## What is being asked
Exactly as written, quote every line that follows, skipping the images.

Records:
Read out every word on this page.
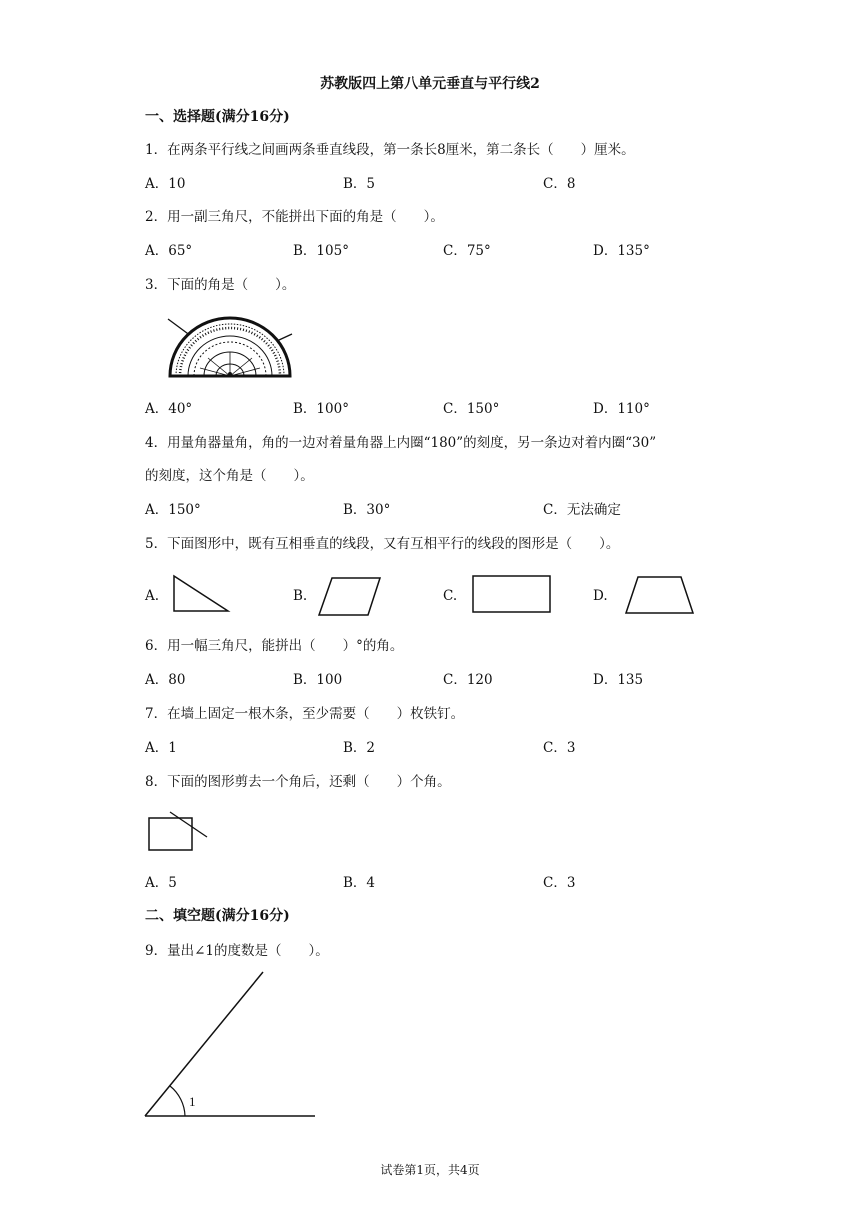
苏教版四上第八单元垂直与平行线2
一、选择题(满分16分)
1．在两条平行线之间画两条垂直线段，第一条长8厘米，第二条长（　　）厘米。
A．10	B．5	C．8
2．用一副三角尺，不能拼出下面的角是（　　）。
A．65°	B．105°	C．75°	D．135°
3．下面的角是（　　）。
A．40°	B．100°	C．150°	D．110°
4．用量角器量角，角的一边对着量角器上内圈“180”的刻度，另一条边对着内圈“30”
的刻度，这个角是（　　）。
A．150°	B．30°	C．无法确定
5．下面图形中，既有互相垂直的线段，又有互相平行的线段的图形是（　　）。
A.	B.	C.	D.
6．用一幅三角尺，能拼出（　　）°的角。
A．80	B．100	C．120	D．135
7．在墙上固定一根木条，至少需要（　　）枚铁钉。
A．1	B．2	C．3
8．下面的图形剪去一个角后，还剩（　　）个角。
A．5	B．4	C．3
二、填空题(满分16分)
9．量出∠1的度数是（　　）。
1
试卷第1页，共4页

## The output
Read out every word on this page.
苏教版四上第八单元垂直与平行线2
一、选择题(满分16分)
1．在两条平行线之间画两条垂直线段，第一条长8厘米，第二条长（　　）厘米。
A．10	B．5	C．8
2．用一副三角尺，不能拼出下面的角是（　　）。
A．65°	B．105°	C．75°	D．135°
3．下面的角是（　　）。
A．40°	B．100°	C．150°	D．110°
4．用量角器量角，角的一边对着量角器上内圈“180”的刻度，另一条边对着内圈“30”
的刻度，这个角是（　　）。
A．150°	B．30°	C．无法确定
5．下面图形中，既有互相垂直的线段，又有互相平行的线段的图形是（　　）。
A.	B.	C.	D.
6．用一幅三角尺，能拼出（　　）°的角。
A．80	B．100	C．120	D．135
7．在墙上固定一根木条，至少需要（　　）枚铁钉。
A．1	B．2	C．3
8．下面的图形剪去一个角后，还剩（　　）个角。
A．5	B．4	C．3
二、填空题(满分16分)
9．量出∠1的度数是（　　）。
1
试卷第1页，共4页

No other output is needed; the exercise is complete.